## Direction
Omit every picture and return the rest of the data unaltered.

————————

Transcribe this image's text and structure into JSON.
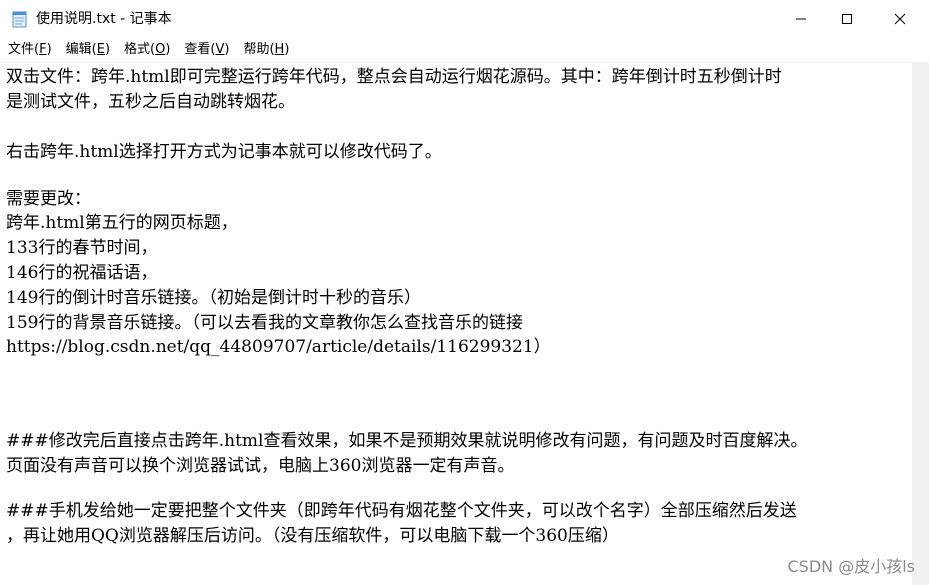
{
  "window": {
    "title": "使用说明.txt - 记事本",
    "icon": "notepad-icon",
    "controls": {
      "minimize": "minimize-icon",
      "maximize": "maximize-icon",
      "close": "close-icon"
    }
  },
  "menu": {
    "items": [
      {
        "label": "文件(",
        "mnemonic": "F",
        "suffix": ")"
      },
      {
        "label": "编辑(",
        "mnemonic": "E",
        "suffix": ")"
      },
      {
        "label": "格式(",
        "mnemonic": "O",
        "suffix": ")"
      },
      {
        "label": "查看(",
        "mnemonic": "V",
        "suffix": ")"
      },
      {
        "label": "帮助(",
        "mnemonic": "H",
        "suffix": ")"
      }
    ]
  },
  "document": {
    "lines": [
      "双击文件：跨年.html即可完整运行跨年代码，整点会自动运行烟花源码。其中：跨年倒计时五秒倒计时",
      "是测试文件，五秒之后自动跳转烟花。",
      "",
      "右击跨年.html选择打开方式为记事本就可以修改代码了。",
      "",
      "需要更改：",
      "跨年.html第五行的网页标题，",
      "133行的春节时间，",
      "146行的祝福话语，",
      "149行的倒计时音乐链接。（初始是倒计时十秒的音乐）",
      "159行的背景音乐链接。（可以去看我的文章教你怎么查找音乐的链接",
      "https://blog.csdn.net/qq_44809707/article/details/116299321）",
      "",
      "",
      "",
      "###修改完后直接点击跨年.html查看效果，如果不是预期效果就说明修改有问题，有问题及时百度解决。",
      "页面没有声音可以换个浏览器试试，电脑上360浏览器一定有声音。",
      "",
      "###手机发给她一定要把整个文件夹（即跨年代码有烟花整个文件夹，可以改个名字）全部压缩然后发送",
      "，再让她用QQ浏览器解压后访问。（没有压缩软件，可以电脑下载一个360压缩）"
    ]
  },
  "watermark": "CSDN @皮小孩ls",
  "colors": {
    "background": "#ffffff",
    "text": "#000000",
    "scrollbar": "#f0f0f0",
    "watermark": "#8a8a8a"
  }
}
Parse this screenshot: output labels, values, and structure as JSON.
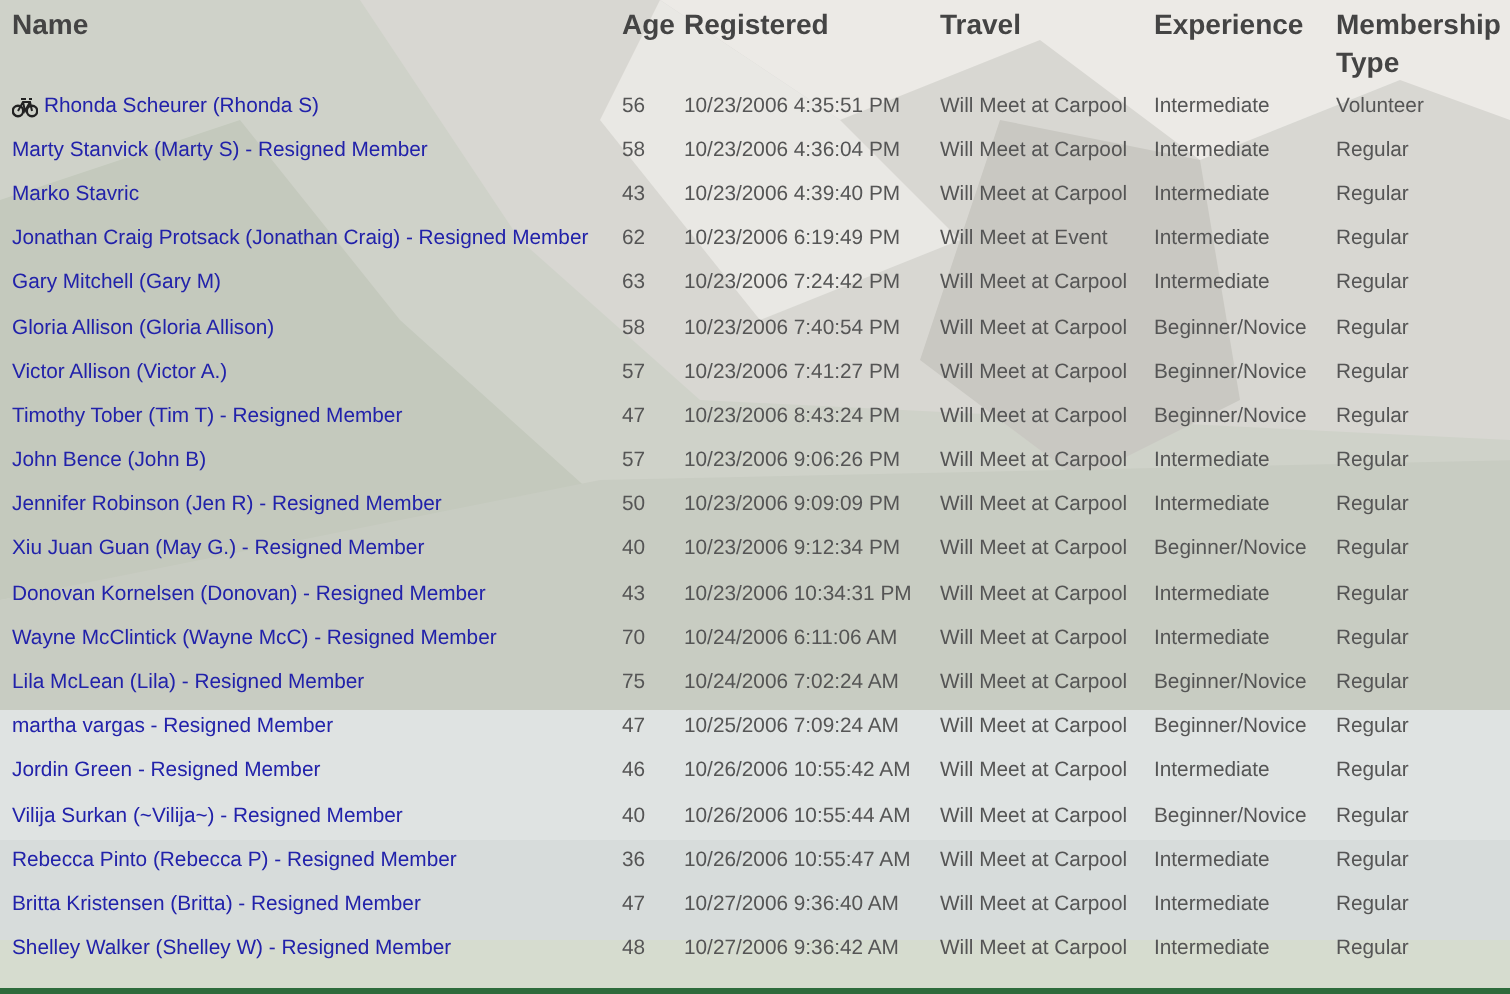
{
  "table": {
    "columns": [
      "Name",
      "Age",
      "Registered",
      "Travel",
      "Experience",
      "Membership Type"
    ],
    "rows": [
      {
        "name": "Rhonda Scheurer (Rhonda S)",
        "kind": "cyclist",
        "age": "56",
        "registered": "10/23/2006 4:35:51 PM",
        "travel": "Will Meet at Carpool",
        "experience": "Intermediate",
        "membership": "Volunteer"
      },
      {
        "name": "Marty Stanvick (Marty S) - Resigned Member",
        "age": "58",
        "registered": "10/23/2006 4:36:04 PM",
        "travel": "Will Meet at Carpool",
        "experience": "Intermediate",
        "membership": "Regular"
      },
      {
        "name": "Marko Stavric",
        "age": "43",
        "registered": "10/23/2006 4:39:40 PM",
        "travel": "Will Meet at Carpool",
        "experience": "Intermediate",
        "membership": "Regular"
      },
      {
        "name": "Jonathan Craig Protsack (Jonathan Craig) - Resigned Member",
        "age": "62",
        "registered": "10/23/2006 6:19:49 PM",
        "travel": "Will Meet at Event",
        "experience": "Intermediate",
        "membership": "Regular"
      },
      {
        "name": "Gary Mitchell (Gary M)",
        "age": "63",
        "registered": "10/23/2006 7:24:42 PM",
        "travel": "Will Meet at Carpool",
        "experience": "Intermediate",
        "membership": "Regular"
      },
      {
        "name": "Gloria Allison (Gloria Allison)",
        "age": "58",
        "registered": "10/23/2006 7:40:54 PM",
        "travel": "Will Meet at Carpool",
        "experience": "Beginner/Novice",
        "membership": "Regular"
      },
      {
        "name": "Victor Allison (Victor A.)",
        "age": "57",
        "registered": "10/23/2006 7:41:27 PM",
        "travel": "Will Meet at Carpool",
        "experience": "Beginner/Novice",
        "membership": "Regular"
      },
      {
        "name": "Timothy Tober (Tim T) - Resigned Member",
        "age": "47",
        "registered": "10/23/2006 8:43:24 PM",
        "travel": "Will Meet at Carpool",
        "experience": "Beginner/Novice",
        "membership": "Regular"
      },
      {
        "name": "John Bence (John B)",
        "age": "57",
        "registered": "10/23/2006 9:06:26 PM",
        "travel": "Will Meet at Carpool",
        "experience": "Intermediate",
        "membership": "Regular"
      },
      {
        "name": "Jennifer Robinson (Jen R) - Resigned Member",
        "age": "50",
        "registered": "10/23/2006 9:09:09 PM",
        "travel": "Will Meet at Carpool",
        "experience": "Intermediate",
        "membership": "Regular"
      },
      {
        "name": "Xiu Juan Guan (May G.) - Resigned Member",
        "age": "40",
        "registered": "10/23/2006 9:12:34 PM",
        "travel": "Will Meet at Carpool",
        "experience": "Beginner/Novice",
        "membership": "Regular"
      },
      {
        "name": "Donovan Kornelsen (Donovan) - Resigned Member",
        "age": "43",
        "registered": "10/23/2006 10:34:31 PM",
        "travel": "Will Meet at Carpool",
        "experience": "Intermediate",
        "membership": "Regular"
      },
      {
        "name": "Wayne McClintick (Wayne McC) - Resigned Member",
        "age": "70",
        "registered": "10/24/2006 6:11:06 AM",
        "travel": "Will Meet at Carpool",
        "experience": "Intermediate",
        "membership": "Regular"
      },
      {
        "name": "Lila McLean (Lila) - Resigned Member",
        "age": "75",
        "registered": "10/24/2006 7:02:24 AM",
        "travel": "Will Meet at Carpool",
        "experience": "Beginner/Novice",
        "membership": "Regular"
      },
      {
        "name": "martha vargas - Resigned Member",
        "age": "47",
        "registered": "10/25/2006 7:09:24 AM",
        "travel": "Will Meet at Carpool",
        "experience": "Beginner/Novice",
        "membership": "Regular"
      },
      {
        "name": "Jordin Green - Resigned Member",
        "age": "46",
        "registered": "10/26/2006 10:55:42 AM",
        "travel": "Will Meet at Carpool",
        "experience": "Intermediate",
        "membership": "Regular"
      },
      {
        "name": "Vilija Surkan (~Vilija~) - Resigned Member",
        "age": "40",
        "registered": "10/26/2006 10:55:44 AM",
        "travel": "Will Meet at Carpool",
        "experience": "Beginner/Novice",
        "membership": "Regular"
      },
      {
        "name": "Rebecca Pinto (Rebecca P) - Resigned Member",
        "age": "36",
        "registered": "10/26/2006 10:55:47 AM",
        "travel": "Will Meet at Carpool",
        "experience": "Intermediate",
        "membership": "Regular"
      },
      {
        "name": "Britta Kristensen (Britta) - Resigned Member",
        "age": "47",
        "registered": "10/27/2006 9:36:40 AM",
        "travel": "Will Meet at Carpool",
        "experience": "Intermediate",
        "membership": "Regular"
      },
      {
        "name": "Shelley Walker (Shelley W) - Resigned Member",
        "age": "48",
        "registered": "10/27/2006 9:36:42 AM",
        "travel": "Will Meet at Carpool",
        "experience": "Intermediate",
        "membership": "Regular"
      }
    ]
  }
}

————————

## Correct response
Transcribe this image's text and structure into JSON.
{
  "window": {
    "title": "使用说明.txt - 记事本",
    "icon": "notepad-icon",
    "controls": {
      "minimize": "minimize-icon",
      "maximize": "maximize-icon",
      "close": "close-icon"
    }
  },
  "menu": {
    "items": [
      {
        "label": "文件(",
        "mnemonic": "F",
        "suffix": ")"
      },
      {
        "label": "编辑(",
        "mnemonic": "E",
        "suffix": ")"
      },
      {
        "label": "格式(",
        "mnemonic": "O",
        "suffix": ")"
      },
      {
        "label": "查看(",
        "mnemonic": "V",
        "suffix": ")"
      },
      {
        "label": "帮助(",
        "mnemonic": "H",
        "suffix": ")"
      }
    ]
  },
  "document": {
    "lines": [
      "双击文件：跨年.html即可完整运行跨年代码，整点会自动运行烟花源码。其中：跨年倒计时五秒倒计时",
      "是测试文件，五秒之后自动跳转烟花。",
      "",
      "右击跨年.html选择打开方式为记事本就可以修改代码了。",
      "",
      "需要更改：",
      "跨年.html第五行的网页标题，",
      "133行的春节时间，",
      "146行的祝福话语，",
      "149行的倒计时音乐链接。（初始是倒计时十秒的音乐）",
      "159行的背景音乐链接。（可以去看我的文章教你怎么查找音乐的链接",
      "https://blog.csdn.net/qq_44809707/article/details/116299321）",
      "",
      "",
      "",
      "###修改完后直接点击跨年.html查看效果，如果不是预期效果就说明修改有问题，有问题及时百度解决。",
      "页面没有声音可以换个浏览器试试，电脑上360浏览器一定有声音。",
      "",
      "###手机发给她一定要把整个文件夹（即跨年代码有烟花整个文件夹，可以改个名字）全部压缩然后发送",
      "，再让她用QQ浏览器解压后访问。（没有压缩软件，可以电脑下载一个360压缩）"
    ]
  },
  "watermark": "CSDN @皮小孩ls",
  "colors": {
    "background": "#ffffff",
    "text": "#000000",
    "scrollbar": "#f0f0f0",
    "watermark": "#8a8a8a"
  }
}
Parse this screenshot: output labels, values, and structure as JSON.
{
  "table": {
    "columns": [
      "Name",
      "Age",
      "Registered",
      "Travel",
      "Experience",
      "Membership Type"
    ],
    "rows": [
      {
        "name": "Rhonda Scheurer (Rhonda S)",
        "kind": "cyclist",
        "age": "56",
        "registered": "10/23/2006 4:35:51 PM",
        "travel": "Will Meet at Carpool",
        "experience": "Intermediate",
        "membership": "Volunteer"
      },
      {
        "name": "Marty Stanvick (Marty S) - Resigned Member",
        "age": "58",
        "registered": "10/23/2006 4:36:04 PM",
        "travel": "Will Meet at Carpool",
        "experience": "Intermediate",
        "membership": "Regular"
      },
      {
        "name": "Marko Stavric",
        "age": "43",
        "registered": "10/23/2006 4:39:40 PM",
        "travel": "Will Meet at Carpool",
        "experience": "Intermediate",
        "membership": "Regular"
      },
      {
        "name": "Jonathan Craig Protsack (Jonathan Craig) - Resigned Member",
        "age": "62",
        "registered": "10/23/2006 6:19:49 PM",
        "travel": "Will Meet at Event",
        "experience": "Intermediate",
        "membership": "Regular"
      },
      {
        "name": "Gary Mitchell (Gary M)",
        "age": "63",
        "registered": "10/23/2006 7:24:42 PM",
        "travel": "Will Meet at Carpool",
        "experience": "Intermediate",
        "membership": "Regular"
      },
      {
        "name": "Gloria Allison (Gloria Allison)",
        "age": "58",
        "registered": "10/23/2006 7:40:54 PM",
        "travel": "Will Meet at Carpool",
        "experience": "Beginner/Novice",
        "membership": "Regular"
      },
      {
        "name": "Victor Allison (Victor A.)",
        "age": "57",
        "registered": "10/23/2006 7:41:27 PM",
        "travel": "Will Meet at Carpool",
        "experience": "Beginner/Novice",
        "membership": "Regular"
      },
      {
        "name": "Timothy Tober (Tim T) - Resigned Member",
        "age": "47",
        "registered": "10/23/2006 8:43:24 PM",
        "travel": "Will Meet at Carpool",
        "experience": "Beginner/Novice",
        "membership": "Regular"
      },
      {
        "name": "John Bence (John B)",
        "age": "57",
        "registered": "10/23/2006 9:06:26 PM",
        "travel": "Will Meet at Carpool",
        "experience": "Intermediate",
        "membership": "Regular"
      },
      {
        "name": "Jennifer Robinson (Jen R) - Resigned Member",
        "age": "50",
        "registered": "10/23/2006 9:09:09 PM",
        "travel": "Will Meet at Carpool",
        "experience": "Intermediate",
        "membership": "Regular"
      },
      {
        "name": "Xiu Juan Guan (May G.) - Resigned Member",
        "age": "40",
        "registered": "10/23/2006 9:12:34 PM",
        "travel": "Will Meet at Carpool",
        "experience": "Beginner/Novice",
        "membership": "Regular"
      },
      {
        "name": "Donovan Kornelsen (Donovan) - Resigned Member",
        "age": "43",
        "registered": "10/23/2006 10:34:31 PM",
        "travel": "Will Meet at Carpool",
        "experience": "Intermediate",
        "membership": "Regular"
      },
      {
        "name": "Wayne McClintick (Wayne McC) - Resigned Member",
        "age": "70",
        "registered": "10/24/2006 6:11:06 AM",
        "travel": "Will Meet at Carpool",
        "experience": "Intermediate",
        "membership": "Regular"
      },
      {
        "name": "Lila McLean (Lila) - Resigned Member",
        "age": "75",
        "registered": "10/24/2006 7:02:24 AM",
        "travel": "Will Meet at Carpool",
        "experience": "Beginner/Novice",
        "membership": "Regular"
      },
      {
        "name": "martha vargas - Resigned Member",
        "age": "47",
        "registered": "10/25/2006 7:09:24 AM",
        "travel": "Will Meet at Carpool",
        "experience": "Beginner/Novice",
        "membership": "Regular"
      },
      {
        "name": "Jordin Green - Resigned Member",
        "age": "46",
        "registered": "10/26/2006 10:55:42 AM",
        "travel": "Will Meet at Carpool",
        "experience": "Intermediate",
        "membership": "Regular"
      },
      {
        "name": "Vilija Surkan (~Vilija~) - Resigned Member",
        "age": "40",
        "registered": "10/26/2006 10:55:44 AM",
        "travel": "Will Meet at Carpool",
        "experience": "Beginner/Novice",
        "membership": "Regular"
      },
      {
        "name": "Rebecca Pinto (Rebecca P) - Resigned Member",
        "age": "36",
        "registered": "10/26/2006 10:55:47 AM",
        "travel": "Will Meet at Carpool",
        "experience": "Intermediate",
        "membership": "Regular"
      },
      {
        "name": "Britta Kristensen (Britta) - Resigned Member",
        "age": "47",
        "registered": "10/27/2006 9:36:40 AM",
        "travel": "Will Meet at Carpool",
        "experience": "Intermediate",
        "membership": "Regular"
      },
      {
        "name": "Shelley Walker (Shelley W) - Resigned Member",
        "age": "48",
        "registered": "10/27/2006 9:36:42 AM",
        "travel": "Will Meet at Carpool",
        "experience": "Intermediate",
        "membership": "Regular"
      }
    ]
  }
}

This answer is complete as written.